PROBLEM STATEMENT - An exact copy of every record is needed.

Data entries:

※

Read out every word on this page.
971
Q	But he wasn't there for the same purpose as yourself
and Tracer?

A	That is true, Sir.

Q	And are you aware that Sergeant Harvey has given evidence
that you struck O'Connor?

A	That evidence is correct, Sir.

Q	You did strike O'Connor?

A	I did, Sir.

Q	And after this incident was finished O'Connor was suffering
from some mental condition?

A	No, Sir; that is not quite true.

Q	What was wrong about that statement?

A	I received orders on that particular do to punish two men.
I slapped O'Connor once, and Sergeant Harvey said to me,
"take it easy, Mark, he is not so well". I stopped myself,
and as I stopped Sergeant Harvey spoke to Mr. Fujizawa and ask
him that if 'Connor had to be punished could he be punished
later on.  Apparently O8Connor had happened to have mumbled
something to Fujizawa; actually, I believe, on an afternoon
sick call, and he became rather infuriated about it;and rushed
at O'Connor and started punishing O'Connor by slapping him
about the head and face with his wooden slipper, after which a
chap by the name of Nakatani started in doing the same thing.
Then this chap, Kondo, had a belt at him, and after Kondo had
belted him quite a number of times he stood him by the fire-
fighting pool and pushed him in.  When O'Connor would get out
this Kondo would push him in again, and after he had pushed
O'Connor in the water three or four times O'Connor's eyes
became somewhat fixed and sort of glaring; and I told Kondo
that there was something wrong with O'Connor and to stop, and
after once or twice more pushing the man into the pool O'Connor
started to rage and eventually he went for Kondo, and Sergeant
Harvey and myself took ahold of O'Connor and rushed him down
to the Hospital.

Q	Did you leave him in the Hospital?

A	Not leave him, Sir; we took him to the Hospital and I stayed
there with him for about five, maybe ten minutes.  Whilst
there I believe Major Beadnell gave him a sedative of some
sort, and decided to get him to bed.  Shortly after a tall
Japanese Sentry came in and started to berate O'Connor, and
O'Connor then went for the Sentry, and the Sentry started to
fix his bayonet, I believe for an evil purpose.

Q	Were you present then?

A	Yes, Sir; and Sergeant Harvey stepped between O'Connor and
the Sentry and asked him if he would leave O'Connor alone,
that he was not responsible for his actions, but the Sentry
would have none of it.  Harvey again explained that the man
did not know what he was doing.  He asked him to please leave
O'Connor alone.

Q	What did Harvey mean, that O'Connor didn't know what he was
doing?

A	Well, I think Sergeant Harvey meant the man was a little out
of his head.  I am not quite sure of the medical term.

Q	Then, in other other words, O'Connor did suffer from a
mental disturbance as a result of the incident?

※

WRITTEN ANSWER -
Read out every word on this page.
971
Q	But he wasn't there for the same purpose as yourself
and Tracer?

A	That is true, Sir.

Q	And are you aware that Sergeant Harvey has given evidence
that you struck O'Connor?

A	That evidence is correct, Sir.

Q	You did strike O'Connor?

A	I did, Sir.

Q	And after this incident was finished O'Connor was suffering
from some mental condition?

A	No, Sir; that is not quite true.

Q	What was wrong about that statement?

A	I received orders on that particular do to punish two men.
I slapped O'Connor once, and Sergeant Harvey said to me,
"take it easy, Mark, he is not so well". I stopped myself,
and as I stopped Sergeant Harvey spoke to Mr. Fujizawa and ask
him that if 'Connor had to be punished could he be punished
later on.  Apparently O8Connor had happened to have mumbled
something to Fujizawa; actually, I believe, on an afternoon
sick call, and he became rather infuriated about it;and rushed
at O'Connor and started punishing O'Connor by slapping him
about the head and face with his wooden slipper, after which a
chap by the name of Nakatani started in doing the same thing.
Then this chap, Kondo, had a belt at him, and after Kondo had
belted him quite a number of times he stood him by the fire-
fighting pool and pushed him in.  When O'Connor would get out
this Kondo would push him in again, and after he had pushed
O'Connor in the water three or four times O'Connor's eyes
became somewhat fixed and sort of glaring; and I told Kondo
that there was something wrong with O'Connor and to stop, and
after once or twice more pushing the man into the pool O'Connor
started to rage and eventually he went for Kondo, and Sergeant
Harvey and myself took ahold of O'Connor and rushed him down
to the Hospital.

Q	Did you leave him in the Hospital?

A	Not leave him, Sir; we took him to the Hospital and I stayed
there with him for about five, maybe ten minutes.  Whilst
there I believe Major Beadnell gave him a sedative of some
sort, and decided to get him to bed.  Shortly after a tall
Japanese Sentry came in and started to berate O'Connor, and
O'Connor then went for the Sentry, and the Sentry started to
fix his bayonet, I believe for an evil purpose.

Q	Were you present then?

A	Yes, Sir; and Sergeant Harvey stepped between O'Connor and
the Sentry and asked him if he would leave O'Connor alone,
that he was not responsible for his actions, but the Sentry
would have none of it.  Harvey again explained that the man
did not know what he was doing.  He asked him to please leave
O'Connor alone.

Q	What did Harvey mean, that O'Connor didn't know what he was
doing?

A	Well, I think Sergeant Harvey meant the man was a little out
of his head.  I am not quite sure of the medical term.

Q	Then, in other other words, O'Connor did suffer from a
mental disturbance as a result of the incident?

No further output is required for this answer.